Written exercise:
Scan the entries below. List each line with "langostino".

═════ Data provided ═════

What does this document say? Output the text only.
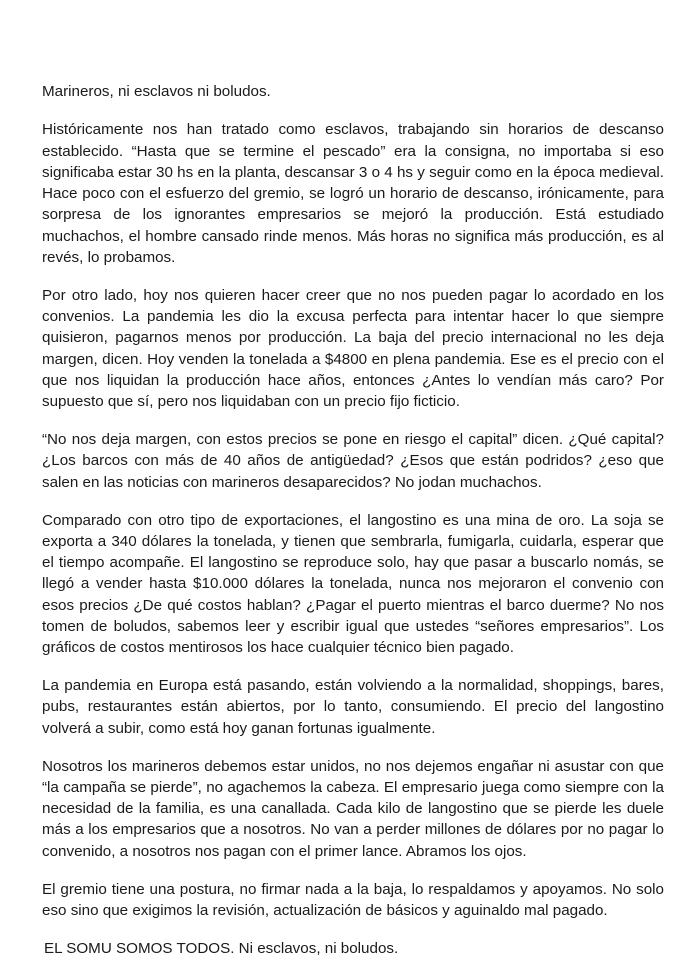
Marineros, ni esclavos ni boludos.

Históricamente nos han tratado como esclavos, trabajando sin horarios de descanso establecido. “Hasta que se termine el pescado” era la consigna, no importaba si eso significaba estar 30 hs en la planta, descansar 3 o 4 hs y seguir como en la época medieval. Hace poco con el esfuerzo del gremio, se logró un horario de descanso, irónicamente, para sorpresa de los ignorantes empresarios se mejoró la producción. Está estudiado muchachos, el hombre cansado rinde menos. Más horas no significa más producción, es al revés, lo probamos.

Por otro lado, hoy nos quieren hacer creer que no nos pueden pagar lo acordado en los convenios. La pandemia les dio la excusa perfecta para intentar hacer lo que siempre quisieron, pagarnos menos por producción. La baja del precio internacional no les deja margen, dicen. Hoy venden la tonelada a $4800 en plena pandemia. Ese es el precio con el que nos liquidan la producción hace años, entonces ¿Antes lo vendían más caro? Por supuesto que sí, pero nos liquidaban con un precio fijo ficticio.

“No nos deja margen, con estos precios se pone en riesgo el capital” dicen. ¿Qué capital? ¿Los barcos con más de 40 años de antigüedad? ¿Esos que están podridos? ¿eso que salen en las noticias con marineros desaparecidos? No jodan muchachos.

Comparado con otro tipo de exportaciones, el langostino es una mina de oro. La soja se exporta a 340 dólares la tonelada, y tienen que sembrarla, fumigarla, cuidarla, esperar que el tiempo acompañe. El langostino se reproduce solo, hay que pasar a buscarlo nomás, se llegó a vender hasta $10.000 dólares la tonelada, nunca nos mejoraron el convenio con esos precios ¿De qué costos hablan? ¿Pagar el puerto mientras el barco duerme? No nos tomen de boludos, sabemos leer y escribir igual que ustedes “señores empresarios”. Los gráficos de costos mentirosos los hace cualquier técnico bien pagado.

La pandemia en Europa está pasando, están volviendo a la normalidad, shoppings, bares, pubs, restaurantes están abiertos, por lo tanto, consumiendo. El precio del langostino volverá a subir, como está hoy ganan fortunas igualmente.

Nosotros los marineros debemos estar unidos, no nos dejemos engañar ni asustar con que “la campaña se pierde”, no agachemos la cabeza. El empresario juega como siempre con la necesidad de la familia, es una canallada. Cada kilo de langostino que se pierde les duele más a los empresarios que a nosotros. No van a perder millones de dólares por no pagar lo convenido, a nosotros nos pagan con el primer lance. Abramos los ojos.

El gremio tiene una postura, no firmar nada a la baja, lo respaldamos y apoyamos. No solo eso sino que exigimos la revisión, actualización de básicos y aguinaldo mal pagado.

EL SOMU SOMOS TODOS. Ni esclavos, ni boludos.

═════

Worked answer:
Comparado con otro tipo de exportaciones, el langostino es una mina de oro. La soja se exporta a 340 dólares la tonelada, y tienen que sembrarla, fumigarla, cuidarla, esperar que el tiempo acompañe. El langostino se reproduce solo, hay que pasar a buscarlo nomás, se llegó a vender hasta $10.000 dólares la tonelada, nunca nos mejoraron el convenio con esos precios ¿De qué costos hablan? ¿Pagar el puerto mientras el barco duerme? No nos tomen de boludos, sabemos leer y escribir igual que ustedes “señores empresarios”. Los gráficos de costos mentirosos los hace cualquier técnico bien pagado.
La pandemia en Europa está pasando, están volviendo a la normalidad, shoppings, bares, pubs, restaurantes están abiertos, por lo tanto, consumiendo. El precio del langostino volverá a subir, como está hoy ganan fortunas igualmente.
Nosotros los marineros debemos estar unidos, no nos dejemos engañar ni asustar con que “la campaña se pierde”, no agachemos la cabeza. El empresario juega como siempre con la necesidad de la familia, es una canallada. Cada kilo de langostino que se pierde les duele más a los empresarios que a nosotros. No van a perder millones de dólares por no pagar lo convenido, a nosotros nos pagan con el primer lance. Abramos los ojos.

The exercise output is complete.